Which lines contain the word "ichki"? Return each of them as written.

****

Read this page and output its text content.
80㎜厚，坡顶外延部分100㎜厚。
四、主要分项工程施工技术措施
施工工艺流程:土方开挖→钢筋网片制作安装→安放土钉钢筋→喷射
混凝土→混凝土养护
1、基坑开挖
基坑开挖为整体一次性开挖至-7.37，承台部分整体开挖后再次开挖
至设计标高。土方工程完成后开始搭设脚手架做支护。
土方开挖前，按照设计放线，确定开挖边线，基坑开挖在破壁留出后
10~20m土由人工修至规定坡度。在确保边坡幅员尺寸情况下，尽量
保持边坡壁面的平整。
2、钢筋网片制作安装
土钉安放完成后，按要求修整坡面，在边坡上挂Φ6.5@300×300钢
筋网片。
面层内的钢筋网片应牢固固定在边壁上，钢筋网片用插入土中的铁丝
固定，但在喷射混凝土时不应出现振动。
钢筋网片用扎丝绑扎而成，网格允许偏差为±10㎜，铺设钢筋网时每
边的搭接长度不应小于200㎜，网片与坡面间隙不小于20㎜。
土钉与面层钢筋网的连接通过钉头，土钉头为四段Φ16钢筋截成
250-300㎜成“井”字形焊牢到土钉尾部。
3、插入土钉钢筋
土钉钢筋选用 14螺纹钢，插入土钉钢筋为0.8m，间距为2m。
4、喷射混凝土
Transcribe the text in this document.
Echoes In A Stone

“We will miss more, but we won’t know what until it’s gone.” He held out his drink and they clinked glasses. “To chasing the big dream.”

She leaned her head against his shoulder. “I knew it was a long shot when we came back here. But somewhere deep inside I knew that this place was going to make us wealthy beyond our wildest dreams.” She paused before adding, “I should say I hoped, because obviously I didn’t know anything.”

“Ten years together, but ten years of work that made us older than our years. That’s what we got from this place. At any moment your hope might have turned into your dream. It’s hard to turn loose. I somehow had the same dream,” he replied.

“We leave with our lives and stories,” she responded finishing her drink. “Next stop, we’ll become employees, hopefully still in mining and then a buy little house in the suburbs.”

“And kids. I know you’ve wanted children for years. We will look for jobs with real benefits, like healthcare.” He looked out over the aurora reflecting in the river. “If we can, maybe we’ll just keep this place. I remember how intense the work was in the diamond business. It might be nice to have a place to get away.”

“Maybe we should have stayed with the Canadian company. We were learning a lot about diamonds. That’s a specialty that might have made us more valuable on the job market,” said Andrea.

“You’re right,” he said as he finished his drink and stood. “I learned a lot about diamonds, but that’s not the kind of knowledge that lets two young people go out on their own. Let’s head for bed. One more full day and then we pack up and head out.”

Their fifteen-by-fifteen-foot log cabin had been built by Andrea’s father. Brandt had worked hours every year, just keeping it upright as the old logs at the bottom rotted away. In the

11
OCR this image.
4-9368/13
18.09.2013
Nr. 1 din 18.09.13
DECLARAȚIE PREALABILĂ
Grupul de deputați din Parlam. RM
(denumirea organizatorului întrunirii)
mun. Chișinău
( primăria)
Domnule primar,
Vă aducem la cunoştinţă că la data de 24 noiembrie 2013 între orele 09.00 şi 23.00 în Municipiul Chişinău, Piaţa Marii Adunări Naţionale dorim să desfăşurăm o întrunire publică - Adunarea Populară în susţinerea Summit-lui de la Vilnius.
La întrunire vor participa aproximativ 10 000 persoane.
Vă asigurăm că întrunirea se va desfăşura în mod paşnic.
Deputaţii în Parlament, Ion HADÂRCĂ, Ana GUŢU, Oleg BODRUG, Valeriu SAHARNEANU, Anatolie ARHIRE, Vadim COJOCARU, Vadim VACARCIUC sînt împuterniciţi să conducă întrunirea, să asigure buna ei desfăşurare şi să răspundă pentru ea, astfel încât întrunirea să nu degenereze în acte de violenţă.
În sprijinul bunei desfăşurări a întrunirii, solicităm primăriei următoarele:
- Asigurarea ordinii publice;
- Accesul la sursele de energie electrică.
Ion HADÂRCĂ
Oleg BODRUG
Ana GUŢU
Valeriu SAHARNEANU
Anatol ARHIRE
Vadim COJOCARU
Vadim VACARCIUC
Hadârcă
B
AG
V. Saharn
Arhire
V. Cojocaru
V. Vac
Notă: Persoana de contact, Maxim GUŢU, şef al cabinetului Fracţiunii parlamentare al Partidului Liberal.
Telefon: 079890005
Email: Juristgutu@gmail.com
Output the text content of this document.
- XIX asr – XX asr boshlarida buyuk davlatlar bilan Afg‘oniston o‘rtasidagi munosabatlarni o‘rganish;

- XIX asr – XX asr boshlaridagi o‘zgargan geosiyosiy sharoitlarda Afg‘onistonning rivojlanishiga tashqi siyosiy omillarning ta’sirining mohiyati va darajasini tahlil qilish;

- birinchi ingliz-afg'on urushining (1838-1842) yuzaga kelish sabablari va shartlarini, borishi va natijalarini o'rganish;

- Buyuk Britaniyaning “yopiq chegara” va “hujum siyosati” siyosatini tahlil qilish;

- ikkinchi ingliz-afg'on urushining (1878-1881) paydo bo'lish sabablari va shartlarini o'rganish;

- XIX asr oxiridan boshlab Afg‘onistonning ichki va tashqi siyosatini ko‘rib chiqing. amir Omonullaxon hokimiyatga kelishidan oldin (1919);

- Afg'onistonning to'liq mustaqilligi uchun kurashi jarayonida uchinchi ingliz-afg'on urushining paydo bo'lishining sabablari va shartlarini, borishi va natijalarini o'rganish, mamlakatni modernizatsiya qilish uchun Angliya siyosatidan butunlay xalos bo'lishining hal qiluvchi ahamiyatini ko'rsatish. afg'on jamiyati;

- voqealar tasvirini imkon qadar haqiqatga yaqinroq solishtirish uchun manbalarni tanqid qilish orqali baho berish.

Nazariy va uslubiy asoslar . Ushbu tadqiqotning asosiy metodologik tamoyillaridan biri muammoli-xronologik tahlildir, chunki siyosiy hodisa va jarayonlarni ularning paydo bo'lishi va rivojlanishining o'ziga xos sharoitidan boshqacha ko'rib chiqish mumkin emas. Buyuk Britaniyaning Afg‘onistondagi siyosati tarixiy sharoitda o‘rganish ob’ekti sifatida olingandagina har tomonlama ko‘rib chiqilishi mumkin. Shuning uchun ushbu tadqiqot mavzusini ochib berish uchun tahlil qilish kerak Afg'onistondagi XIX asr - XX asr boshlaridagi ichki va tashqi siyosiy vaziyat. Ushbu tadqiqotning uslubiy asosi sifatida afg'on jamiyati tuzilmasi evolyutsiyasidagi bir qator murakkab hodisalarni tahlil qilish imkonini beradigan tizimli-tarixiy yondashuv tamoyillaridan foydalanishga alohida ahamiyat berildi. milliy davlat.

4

****

TASK SOLUTION =
- XIX asr oxiridan boshlab Afg‘onistonning ichki va tashqi siyosatini ko‘rib chiqing. amir Omonullaxon hokimiyatga kelishidan oldin (1919);
Nazariy va uslubiy asoslar . Ushbu tadqiqotning asosiy metodologik tamoyillaridan biri muammoli-xronologik tahlildir, chunki siyosiy hodisa va jarayonlarni ularning paydo bo'lishi va rivojlanishining o'ziga xos sharoitidan boshqacha ko'rib chiqish mumkin emas. Buyuk Britaniyaning Afg‘onistondagi siyosati tarixiy sharoitda o‘rganish ob’ekti sifatida olingandagina har tomonlama ko‘rib chiqilishi mumkin. Shuning uchun ushbu tadqiqot mavzusini ochib berish uchun tahlil qilish kerak Afg'onistondagi XIX asr - XX asr boshlaridagi ichki va tashqi siyosiy vaziyat. Ushbu tadqiqotning uslubiy asosi sifatida afg'on jamiyati tuzilmasi evolyutsiyasidagi bir qator murakkab hodisalarni tahlil qilish imkonini beradigan tizimli-tarixiy yondashuv tamoyillaridan foydalanishga alohida ahamiyat berildi. milliy davlat.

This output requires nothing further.